Directions - Repeat, exactly and completely, the entries shown underneath.

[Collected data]
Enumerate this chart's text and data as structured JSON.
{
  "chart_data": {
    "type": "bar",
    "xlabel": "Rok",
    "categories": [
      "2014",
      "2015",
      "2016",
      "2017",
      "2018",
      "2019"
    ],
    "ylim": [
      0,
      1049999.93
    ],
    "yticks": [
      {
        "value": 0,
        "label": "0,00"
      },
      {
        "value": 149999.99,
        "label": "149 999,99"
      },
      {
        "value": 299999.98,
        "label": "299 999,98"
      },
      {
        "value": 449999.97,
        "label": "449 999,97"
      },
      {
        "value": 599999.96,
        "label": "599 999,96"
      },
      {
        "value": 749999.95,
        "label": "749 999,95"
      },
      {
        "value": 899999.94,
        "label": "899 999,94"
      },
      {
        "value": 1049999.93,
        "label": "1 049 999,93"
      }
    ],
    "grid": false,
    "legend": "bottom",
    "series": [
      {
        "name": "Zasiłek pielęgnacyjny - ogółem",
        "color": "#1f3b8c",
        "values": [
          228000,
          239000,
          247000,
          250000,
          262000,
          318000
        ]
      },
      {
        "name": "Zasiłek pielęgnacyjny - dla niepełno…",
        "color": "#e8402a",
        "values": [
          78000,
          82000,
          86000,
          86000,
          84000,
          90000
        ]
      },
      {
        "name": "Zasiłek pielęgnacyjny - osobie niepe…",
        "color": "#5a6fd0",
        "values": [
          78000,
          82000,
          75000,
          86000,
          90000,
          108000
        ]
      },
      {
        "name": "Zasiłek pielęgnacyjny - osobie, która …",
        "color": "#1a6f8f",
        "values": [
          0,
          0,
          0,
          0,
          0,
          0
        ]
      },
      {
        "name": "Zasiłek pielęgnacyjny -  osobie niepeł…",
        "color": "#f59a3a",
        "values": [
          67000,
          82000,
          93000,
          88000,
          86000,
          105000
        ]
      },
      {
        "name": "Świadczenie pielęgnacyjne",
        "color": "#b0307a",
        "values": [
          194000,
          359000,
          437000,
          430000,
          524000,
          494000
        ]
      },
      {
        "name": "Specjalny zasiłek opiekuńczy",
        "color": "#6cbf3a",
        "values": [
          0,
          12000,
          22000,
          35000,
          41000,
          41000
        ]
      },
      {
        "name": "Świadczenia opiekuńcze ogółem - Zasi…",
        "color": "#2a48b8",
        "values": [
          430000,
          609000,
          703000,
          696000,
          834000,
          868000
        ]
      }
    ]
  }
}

Result for this task -
Enumerate this chart's text and data as structured JSON.
{
  "chart_data": {
    "type": "bar",
    "xlabel": "Rok",
    "categories": [
      "2014",
      "2015",
      "2016",
      "2017",
      "2018",
      "2019"
    ],
    "ylim": [
      0,
      1049999.93
    ],
    "yticks": [
      {
        "value": 0,
        "label": "0,00"
      },
      {
        "value": 149999.99,
        "label": "149 999,99"
      },
      {
        "value": 299999.98,
        "label": "299 999,98"
      },
      {
        "value": 449999.97,
        "label": "449 999,97"
      },
      {
        "value": 599999.96,
        "label": "599 999,96"
      },
      {
        "value": 749999.95,
        "label": "749 999,95"
      },
      {
        "value": 899999.94,
        "label": "899 999,94"
      },
      {
        "value": 1049999.93,
        "label": "1 049 999,93"
      }
    ],
    "grid": false,
    "legend": "bottom",
    "series": [
      {
        "name": "Zasiłek pielęgnacyjny - ogółem",
        "color": "#1f3b8c",
        "values": [
          228000,
          239000,
          247000,
          250000,
          262000,
          318000
        ]
      },
      {
        "name": "Zasiłek pielęgnacyjny - dla niepełno…",
        "color": "#e8402a",
        "values": [
          78000,
          82000,
          86000,
          86000,
          84000,
          90000
        ]
      },
      {
        "name": "Zasiłek pielęgnacyjny - osobie niepe…",
        "color": "#5a6fd0",
        "values": [
          78000,
          82000,
          75000,
          86000,
          90000,
          108000
        ]
      },
      {
        "name": "Zasiłek pielęgnacyjny - osobie, która …",
        "color": "#1a6f8f",
        "values": [
          0,
          0,
          0,
          0,
          0,
          0
        ]
      },
      {
        "name": "Zasiłek pielęgnacyjny -  osobie niepeł…",
        "color": "#f59a3a",
        "values": [
          67000,
          82000,
          93000,
          88000,
          86000,
          105000
        ]
      },
      {
        "name": "Świadczenie pielęgnacyjne",
        "color": "#b0307a",
        "values": [
          194000,
          359000,
          437000,
          430000,
          524000,
          494000
        ]
      },
      {
        "name": "Specjalny zasiłek opiekuńczy",
        "color": "#6cbf3a",
        "values": [
          0,
          12000,
          22000,
          35000,
          41000,
          41000
        ]
      },
      {
        "name": "Świadczenia opiekuńcze ogółem - Zasi…",
        "color": "#2a48b8",
        "values": [
          430000,
          609000,
          703000,
          696000,
          834000,
          868000
        ]
      }
    ]
  }
}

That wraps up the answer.